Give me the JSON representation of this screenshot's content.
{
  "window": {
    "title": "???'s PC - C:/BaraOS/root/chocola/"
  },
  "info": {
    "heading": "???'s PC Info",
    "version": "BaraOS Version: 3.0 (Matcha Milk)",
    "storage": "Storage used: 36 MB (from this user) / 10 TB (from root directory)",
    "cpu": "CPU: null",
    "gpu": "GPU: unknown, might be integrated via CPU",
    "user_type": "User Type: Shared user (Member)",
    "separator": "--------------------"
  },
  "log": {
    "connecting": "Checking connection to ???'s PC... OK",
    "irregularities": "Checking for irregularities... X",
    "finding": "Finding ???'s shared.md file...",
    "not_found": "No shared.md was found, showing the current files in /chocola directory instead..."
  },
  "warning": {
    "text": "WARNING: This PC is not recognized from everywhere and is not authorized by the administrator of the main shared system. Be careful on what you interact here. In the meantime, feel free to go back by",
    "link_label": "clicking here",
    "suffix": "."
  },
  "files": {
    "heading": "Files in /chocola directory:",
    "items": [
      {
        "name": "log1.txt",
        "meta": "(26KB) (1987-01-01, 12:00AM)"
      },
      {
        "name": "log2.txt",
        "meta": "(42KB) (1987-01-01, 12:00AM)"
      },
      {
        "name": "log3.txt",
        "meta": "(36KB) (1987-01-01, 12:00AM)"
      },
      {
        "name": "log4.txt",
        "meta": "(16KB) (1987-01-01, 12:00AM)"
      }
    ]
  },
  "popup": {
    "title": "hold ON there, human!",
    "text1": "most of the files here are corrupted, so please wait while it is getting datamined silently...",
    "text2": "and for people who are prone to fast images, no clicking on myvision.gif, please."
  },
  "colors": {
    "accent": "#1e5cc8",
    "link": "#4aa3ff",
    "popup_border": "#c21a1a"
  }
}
★ ★ ★ ★
**Task objective:** Return the listing above in full, character for character.

**Problem solution:**
Give me the JSON representation of this screenshot's content.
{
  "window": {
    "title": "???'s PC - C:/BaraOS/root/chocola/"
  },
  "info": {
    "heading": "???'s PC Info",
    "version": "BaraOS Version: 3.0 (Matcha Milk)",
    "storage": "Storage used: 36 MB (from this user) / 10 TB (from root directory)",
    "cpu": "CPU: null",
    "gpu": "GPU: unknown, might be integrated via CPU",
    "user_type": "User Type: Shared user (Member)",
    "separator": "--------------------"
  },
  "log": {
    "connecting": "Checking connection to ???'s PC... OK",
    "irregularities": "Checking for irregularities... X",
    "finding": "Finding ???'s shared.md file...",
    "not_found": "No shared.md was found, showing the current files in /chocola directory instead..."
  },
  "warning": {
    "text": "WARNING: This PC is not recognized from everywhere and is not authorized by the administrator of the main shared system. Be careful on what you interact here. In the meantime, feel free to go back by",
    "link_label": "clicking here",
    "suffix": "."
  },
  "files": {
    "heading": "Files in /chocola directory:",
    "items": [
      {
        "name": "log1.txt",
        "meta": "(26KB) (1987-01-01, 12:00AM)"
      },
      {
        "name": "log2.txt",
        "meta": "(42KB) (1987-01-01, 12:00AM)"
      },
      {
        "name": "log3.txt",
        "meta": "(36KB) (1987-01-01, 12:00AM)"
      },
      {
        "name": "log4.txt",
        "meta": "(16KB) (1987-01-01, 12:00AM)"
      }
    ]
  },
  "popup": {
    "title": "hold ON there, human!",
    "text1": "most of the files here are corrupted, so please wait while it is getting datamined silently...",
    "text2": "and for people who are prone to fast images, no clicking on myvision.gif, please."
  },
  "colors": {
    "accent": "#1e5cc8",
    "link": "#4aa3ff",
    "popup_border": "#c21a1a"
  }
}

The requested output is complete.